▶ _Dataset records_
───
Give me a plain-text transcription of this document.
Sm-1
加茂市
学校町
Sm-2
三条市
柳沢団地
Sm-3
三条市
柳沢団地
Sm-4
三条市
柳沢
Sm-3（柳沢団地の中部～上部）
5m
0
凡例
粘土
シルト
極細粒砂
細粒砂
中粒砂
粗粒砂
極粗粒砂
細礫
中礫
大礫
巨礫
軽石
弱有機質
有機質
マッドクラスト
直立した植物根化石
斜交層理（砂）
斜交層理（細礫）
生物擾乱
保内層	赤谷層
───
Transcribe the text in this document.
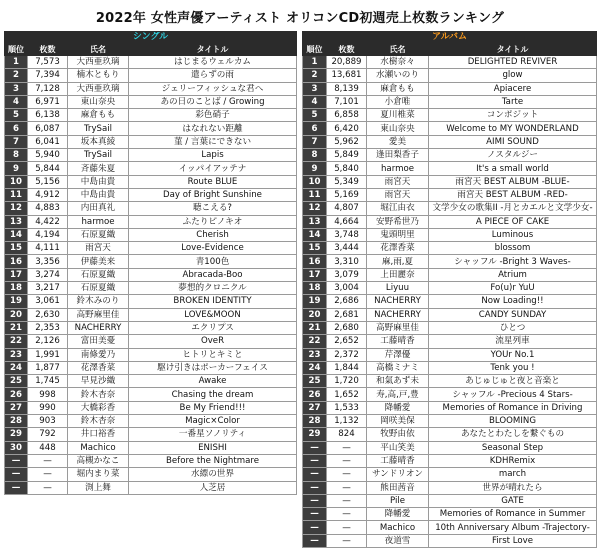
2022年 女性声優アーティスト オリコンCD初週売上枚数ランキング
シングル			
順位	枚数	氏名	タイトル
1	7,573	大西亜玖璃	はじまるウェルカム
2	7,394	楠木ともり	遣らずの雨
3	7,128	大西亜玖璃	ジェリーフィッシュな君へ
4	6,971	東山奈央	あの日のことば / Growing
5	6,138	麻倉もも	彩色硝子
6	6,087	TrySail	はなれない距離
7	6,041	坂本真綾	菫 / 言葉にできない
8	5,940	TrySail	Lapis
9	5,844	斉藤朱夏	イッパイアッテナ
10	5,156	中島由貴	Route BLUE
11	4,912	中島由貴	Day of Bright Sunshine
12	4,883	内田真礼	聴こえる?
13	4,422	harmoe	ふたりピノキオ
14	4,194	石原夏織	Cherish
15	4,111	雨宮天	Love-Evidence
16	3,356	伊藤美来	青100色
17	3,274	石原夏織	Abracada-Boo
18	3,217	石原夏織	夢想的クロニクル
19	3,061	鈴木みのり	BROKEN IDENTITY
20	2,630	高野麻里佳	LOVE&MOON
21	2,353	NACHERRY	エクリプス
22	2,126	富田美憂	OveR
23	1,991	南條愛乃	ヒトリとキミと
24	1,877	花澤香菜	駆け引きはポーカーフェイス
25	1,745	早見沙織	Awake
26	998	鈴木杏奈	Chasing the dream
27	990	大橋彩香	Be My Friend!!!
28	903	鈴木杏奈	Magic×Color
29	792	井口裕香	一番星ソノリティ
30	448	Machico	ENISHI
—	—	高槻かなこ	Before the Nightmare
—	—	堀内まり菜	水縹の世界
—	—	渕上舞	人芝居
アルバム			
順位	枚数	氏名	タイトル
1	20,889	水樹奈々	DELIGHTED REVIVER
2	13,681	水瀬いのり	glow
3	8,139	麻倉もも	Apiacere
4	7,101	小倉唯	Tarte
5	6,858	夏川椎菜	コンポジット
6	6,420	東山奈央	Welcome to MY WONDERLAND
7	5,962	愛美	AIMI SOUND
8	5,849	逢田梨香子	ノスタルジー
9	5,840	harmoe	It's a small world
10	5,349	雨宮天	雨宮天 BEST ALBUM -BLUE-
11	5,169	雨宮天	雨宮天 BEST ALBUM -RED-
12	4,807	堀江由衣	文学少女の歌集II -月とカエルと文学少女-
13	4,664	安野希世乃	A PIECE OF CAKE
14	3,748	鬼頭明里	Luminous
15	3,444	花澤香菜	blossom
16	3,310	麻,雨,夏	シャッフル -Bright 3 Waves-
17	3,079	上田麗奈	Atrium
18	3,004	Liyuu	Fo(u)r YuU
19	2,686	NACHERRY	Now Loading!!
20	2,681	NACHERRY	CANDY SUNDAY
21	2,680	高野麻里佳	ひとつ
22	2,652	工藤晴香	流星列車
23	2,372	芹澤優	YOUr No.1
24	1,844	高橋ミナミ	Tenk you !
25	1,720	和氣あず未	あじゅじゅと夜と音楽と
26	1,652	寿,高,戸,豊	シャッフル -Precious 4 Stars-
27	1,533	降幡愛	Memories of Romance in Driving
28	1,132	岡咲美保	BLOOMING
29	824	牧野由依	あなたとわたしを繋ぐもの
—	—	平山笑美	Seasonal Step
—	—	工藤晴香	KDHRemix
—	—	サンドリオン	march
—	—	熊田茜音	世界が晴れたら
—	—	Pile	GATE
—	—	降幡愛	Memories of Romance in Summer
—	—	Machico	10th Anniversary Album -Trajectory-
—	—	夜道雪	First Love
───
▶ _Exercise_
Find every line above that contains the word "document", and return each one.

▶ _Response_
Give me a plain-text transcription of this document.
Transcribe the text in this document.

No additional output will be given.